• [Job]: Using the data below, gather each line that includes the word "seems".

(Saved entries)
····················

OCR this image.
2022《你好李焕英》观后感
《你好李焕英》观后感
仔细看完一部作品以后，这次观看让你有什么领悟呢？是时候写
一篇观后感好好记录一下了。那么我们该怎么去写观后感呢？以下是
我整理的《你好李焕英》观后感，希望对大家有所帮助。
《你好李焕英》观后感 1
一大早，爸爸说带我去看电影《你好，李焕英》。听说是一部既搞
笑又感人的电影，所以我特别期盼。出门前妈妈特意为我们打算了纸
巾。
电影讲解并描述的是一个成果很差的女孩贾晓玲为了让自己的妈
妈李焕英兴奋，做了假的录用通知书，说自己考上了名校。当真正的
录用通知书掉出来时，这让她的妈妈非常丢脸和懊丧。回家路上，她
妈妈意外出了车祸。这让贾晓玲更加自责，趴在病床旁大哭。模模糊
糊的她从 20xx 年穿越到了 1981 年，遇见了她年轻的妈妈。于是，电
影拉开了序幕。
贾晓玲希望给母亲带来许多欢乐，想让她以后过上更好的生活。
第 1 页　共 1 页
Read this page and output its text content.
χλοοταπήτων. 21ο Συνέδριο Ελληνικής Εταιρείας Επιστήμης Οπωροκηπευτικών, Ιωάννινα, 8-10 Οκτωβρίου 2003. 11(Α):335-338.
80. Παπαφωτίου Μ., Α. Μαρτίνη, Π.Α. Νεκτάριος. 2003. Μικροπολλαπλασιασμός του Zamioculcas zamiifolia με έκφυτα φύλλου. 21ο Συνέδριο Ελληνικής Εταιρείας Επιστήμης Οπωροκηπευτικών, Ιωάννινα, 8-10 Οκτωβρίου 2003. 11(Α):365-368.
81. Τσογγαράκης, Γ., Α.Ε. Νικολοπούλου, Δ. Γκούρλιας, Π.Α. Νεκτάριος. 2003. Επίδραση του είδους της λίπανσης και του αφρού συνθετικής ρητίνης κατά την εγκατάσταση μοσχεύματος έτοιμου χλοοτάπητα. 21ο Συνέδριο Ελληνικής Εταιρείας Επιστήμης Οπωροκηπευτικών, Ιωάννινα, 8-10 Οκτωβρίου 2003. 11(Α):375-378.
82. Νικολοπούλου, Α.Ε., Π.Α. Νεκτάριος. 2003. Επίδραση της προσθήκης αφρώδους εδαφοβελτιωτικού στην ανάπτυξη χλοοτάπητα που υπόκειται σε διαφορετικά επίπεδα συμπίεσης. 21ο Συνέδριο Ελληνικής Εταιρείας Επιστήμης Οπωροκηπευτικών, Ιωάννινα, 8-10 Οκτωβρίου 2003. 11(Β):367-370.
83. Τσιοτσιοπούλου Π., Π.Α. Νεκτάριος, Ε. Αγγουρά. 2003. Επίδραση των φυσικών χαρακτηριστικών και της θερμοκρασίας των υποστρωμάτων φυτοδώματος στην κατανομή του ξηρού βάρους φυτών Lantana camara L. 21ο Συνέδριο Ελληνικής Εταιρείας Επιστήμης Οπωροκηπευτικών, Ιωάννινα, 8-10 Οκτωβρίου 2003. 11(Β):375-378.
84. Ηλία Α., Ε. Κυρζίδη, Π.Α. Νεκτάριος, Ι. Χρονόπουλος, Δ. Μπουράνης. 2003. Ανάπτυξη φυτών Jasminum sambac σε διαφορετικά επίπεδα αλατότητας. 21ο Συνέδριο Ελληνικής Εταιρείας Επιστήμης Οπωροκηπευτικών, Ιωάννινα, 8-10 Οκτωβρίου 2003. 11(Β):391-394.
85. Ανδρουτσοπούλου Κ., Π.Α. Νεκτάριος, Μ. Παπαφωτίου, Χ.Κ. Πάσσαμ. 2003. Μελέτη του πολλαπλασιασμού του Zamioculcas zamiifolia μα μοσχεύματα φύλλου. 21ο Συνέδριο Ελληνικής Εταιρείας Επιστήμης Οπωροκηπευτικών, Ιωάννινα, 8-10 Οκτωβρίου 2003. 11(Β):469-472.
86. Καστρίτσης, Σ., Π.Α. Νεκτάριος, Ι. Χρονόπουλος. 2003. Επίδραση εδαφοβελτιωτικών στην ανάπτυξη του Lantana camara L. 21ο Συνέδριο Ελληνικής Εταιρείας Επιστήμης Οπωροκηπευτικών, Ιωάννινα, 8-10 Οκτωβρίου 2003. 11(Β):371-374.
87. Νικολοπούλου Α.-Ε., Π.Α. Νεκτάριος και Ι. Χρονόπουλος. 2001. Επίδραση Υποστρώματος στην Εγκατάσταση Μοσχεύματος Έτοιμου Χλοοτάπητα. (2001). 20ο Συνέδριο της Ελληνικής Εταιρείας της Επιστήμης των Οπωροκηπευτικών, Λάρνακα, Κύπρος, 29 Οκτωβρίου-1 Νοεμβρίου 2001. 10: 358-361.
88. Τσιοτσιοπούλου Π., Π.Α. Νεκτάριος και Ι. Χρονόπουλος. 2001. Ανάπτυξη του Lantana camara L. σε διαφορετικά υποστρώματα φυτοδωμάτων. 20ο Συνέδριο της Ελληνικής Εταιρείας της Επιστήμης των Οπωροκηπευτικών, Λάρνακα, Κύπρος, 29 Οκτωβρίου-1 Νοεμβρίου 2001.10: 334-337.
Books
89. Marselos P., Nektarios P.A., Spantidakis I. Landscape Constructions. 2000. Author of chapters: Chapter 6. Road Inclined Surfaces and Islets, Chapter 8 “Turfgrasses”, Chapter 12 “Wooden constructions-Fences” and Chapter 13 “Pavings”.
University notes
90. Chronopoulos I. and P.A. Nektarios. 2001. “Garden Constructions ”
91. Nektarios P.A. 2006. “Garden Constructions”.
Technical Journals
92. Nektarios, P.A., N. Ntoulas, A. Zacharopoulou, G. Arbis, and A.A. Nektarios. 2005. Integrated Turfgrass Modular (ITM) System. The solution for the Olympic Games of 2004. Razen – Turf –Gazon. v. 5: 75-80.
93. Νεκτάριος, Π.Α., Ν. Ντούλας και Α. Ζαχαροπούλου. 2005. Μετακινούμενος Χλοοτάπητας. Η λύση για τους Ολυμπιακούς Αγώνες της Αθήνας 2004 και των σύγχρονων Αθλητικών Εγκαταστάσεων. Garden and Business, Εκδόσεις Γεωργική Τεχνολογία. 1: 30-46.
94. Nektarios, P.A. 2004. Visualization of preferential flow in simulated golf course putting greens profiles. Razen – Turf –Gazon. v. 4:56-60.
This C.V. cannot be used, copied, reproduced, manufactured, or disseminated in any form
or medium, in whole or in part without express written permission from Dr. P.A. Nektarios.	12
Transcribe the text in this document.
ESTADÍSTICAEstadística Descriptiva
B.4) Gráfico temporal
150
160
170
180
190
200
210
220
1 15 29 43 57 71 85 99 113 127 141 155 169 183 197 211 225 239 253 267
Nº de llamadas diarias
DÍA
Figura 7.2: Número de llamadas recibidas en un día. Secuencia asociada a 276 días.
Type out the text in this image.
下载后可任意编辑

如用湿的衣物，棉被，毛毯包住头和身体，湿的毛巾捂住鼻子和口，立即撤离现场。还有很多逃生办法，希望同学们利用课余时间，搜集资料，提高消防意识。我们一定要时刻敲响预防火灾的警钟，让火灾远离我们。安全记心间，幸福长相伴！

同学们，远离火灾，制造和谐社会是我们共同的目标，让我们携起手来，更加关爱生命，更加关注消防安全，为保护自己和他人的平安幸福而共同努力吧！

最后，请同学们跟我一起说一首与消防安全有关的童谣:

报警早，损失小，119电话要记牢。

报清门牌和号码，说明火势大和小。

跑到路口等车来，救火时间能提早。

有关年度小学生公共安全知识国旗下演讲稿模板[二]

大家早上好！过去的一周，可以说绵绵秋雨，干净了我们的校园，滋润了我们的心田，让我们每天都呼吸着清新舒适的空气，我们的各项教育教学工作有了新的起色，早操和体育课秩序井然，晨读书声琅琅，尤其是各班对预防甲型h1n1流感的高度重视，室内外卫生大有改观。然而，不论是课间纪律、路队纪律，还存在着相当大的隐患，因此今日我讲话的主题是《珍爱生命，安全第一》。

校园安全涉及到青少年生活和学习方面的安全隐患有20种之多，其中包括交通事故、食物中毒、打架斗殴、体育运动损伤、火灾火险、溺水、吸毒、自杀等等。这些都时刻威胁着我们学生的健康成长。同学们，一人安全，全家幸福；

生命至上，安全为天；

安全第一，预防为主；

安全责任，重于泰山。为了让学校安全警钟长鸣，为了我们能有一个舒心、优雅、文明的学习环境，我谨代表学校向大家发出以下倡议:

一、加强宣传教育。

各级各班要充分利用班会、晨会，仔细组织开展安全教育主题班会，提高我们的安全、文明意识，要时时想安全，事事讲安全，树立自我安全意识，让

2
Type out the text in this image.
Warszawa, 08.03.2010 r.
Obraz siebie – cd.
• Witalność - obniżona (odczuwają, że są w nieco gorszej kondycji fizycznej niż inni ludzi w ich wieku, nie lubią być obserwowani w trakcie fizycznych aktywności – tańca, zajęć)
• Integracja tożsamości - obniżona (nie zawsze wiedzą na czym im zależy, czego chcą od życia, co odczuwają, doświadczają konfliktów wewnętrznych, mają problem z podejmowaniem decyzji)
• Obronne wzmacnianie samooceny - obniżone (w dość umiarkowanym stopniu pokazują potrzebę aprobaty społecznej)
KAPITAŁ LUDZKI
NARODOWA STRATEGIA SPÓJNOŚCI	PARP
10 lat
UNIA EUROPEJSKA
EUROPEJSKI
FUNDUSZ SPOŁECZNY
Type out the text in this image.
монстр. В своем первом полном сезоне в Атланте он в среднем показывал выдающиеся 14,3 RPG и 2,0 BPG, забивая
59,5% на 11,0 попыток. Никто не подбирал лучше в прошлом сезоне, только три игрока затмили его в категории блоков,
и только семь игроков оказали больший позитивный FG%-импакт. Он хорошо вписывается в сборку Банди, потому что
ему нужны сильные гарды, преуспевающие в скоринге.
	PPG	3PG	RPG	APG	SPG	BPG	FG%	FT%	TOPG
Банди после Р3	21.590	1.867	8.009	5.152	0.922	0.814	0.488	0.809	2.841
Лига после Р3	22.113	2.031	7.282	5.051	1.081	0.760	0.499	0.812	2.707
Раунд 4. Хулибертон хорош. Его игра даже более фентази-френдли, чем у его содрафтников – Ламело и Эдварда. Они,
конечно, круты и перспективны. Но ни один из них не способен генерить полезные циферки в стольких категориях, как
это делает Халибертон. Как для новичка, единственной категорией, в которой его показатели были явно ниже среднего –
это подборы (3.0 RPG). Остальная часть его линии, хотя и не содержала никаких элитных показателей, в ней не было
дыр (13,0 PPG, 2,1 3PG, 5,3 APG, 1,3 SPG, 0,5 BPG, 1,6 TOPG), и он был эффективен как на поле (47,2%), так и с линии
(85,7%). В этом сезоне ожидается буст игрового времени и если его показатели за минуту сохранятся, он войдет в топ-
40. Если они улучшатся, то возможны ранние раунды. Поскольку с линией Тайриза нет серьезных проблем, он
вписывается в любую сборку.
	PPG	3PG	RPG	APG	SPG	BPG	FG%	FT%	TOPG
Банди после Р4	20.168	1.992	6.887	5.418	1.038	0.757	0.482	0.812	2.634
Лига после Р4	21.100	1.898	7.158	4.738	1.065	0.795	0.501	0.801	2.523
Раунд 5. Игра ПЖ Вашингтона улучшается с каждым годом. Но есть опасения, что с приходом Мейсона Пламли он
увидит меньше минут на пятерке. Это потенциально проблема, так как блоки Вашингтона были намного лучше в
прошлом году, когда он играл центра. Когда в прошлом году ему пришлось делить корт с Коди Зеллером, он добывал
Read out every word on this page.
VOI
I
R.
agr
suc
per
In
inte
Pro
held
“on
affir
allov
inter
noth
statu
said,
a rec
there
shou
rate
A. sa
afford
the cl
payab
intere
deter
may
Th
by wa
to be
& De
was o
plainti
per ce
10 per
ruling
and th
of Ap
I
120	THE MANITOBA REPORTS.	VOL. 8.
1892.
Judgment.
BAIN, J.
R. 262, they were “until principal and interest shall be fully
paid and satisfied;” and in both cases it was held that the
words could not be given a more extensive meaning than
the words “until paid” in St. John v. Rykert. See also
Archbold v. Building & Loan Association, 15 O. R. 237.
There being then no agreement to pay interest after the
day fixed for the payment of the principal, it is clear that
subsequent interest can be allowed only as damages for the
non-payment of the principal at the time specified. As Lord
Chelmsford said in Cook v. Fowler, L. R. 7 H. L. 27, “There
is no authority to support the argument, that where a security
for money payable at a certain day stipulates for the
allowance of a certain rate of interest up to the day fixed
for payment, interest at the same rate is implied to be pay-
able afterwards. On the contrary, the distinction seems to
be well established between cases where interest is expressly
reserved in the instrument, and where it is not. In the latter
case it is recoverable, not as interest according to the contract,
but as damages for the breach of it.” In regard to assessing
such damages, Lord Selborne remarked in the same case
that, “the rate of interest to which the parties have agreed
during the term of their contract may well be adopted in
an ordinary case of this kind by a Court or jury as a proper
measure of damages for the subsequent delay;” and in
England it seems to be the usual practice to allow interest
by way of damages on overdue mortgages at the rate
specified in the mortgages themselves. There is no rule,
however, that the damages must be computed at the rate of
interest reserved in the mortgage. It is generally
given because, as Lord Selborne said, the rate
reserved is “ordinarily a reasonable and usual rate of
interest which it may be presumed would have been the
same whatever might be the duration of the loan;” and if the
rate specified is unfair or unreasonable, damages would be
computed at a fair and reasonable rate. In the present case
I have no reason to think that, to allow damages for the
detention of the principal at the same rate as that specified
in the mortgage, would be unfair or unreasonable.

····················

• [Exercise answer]:
able afterwards. On the contrary, the distinction seems to
England it seems to be the usual practice to allow interest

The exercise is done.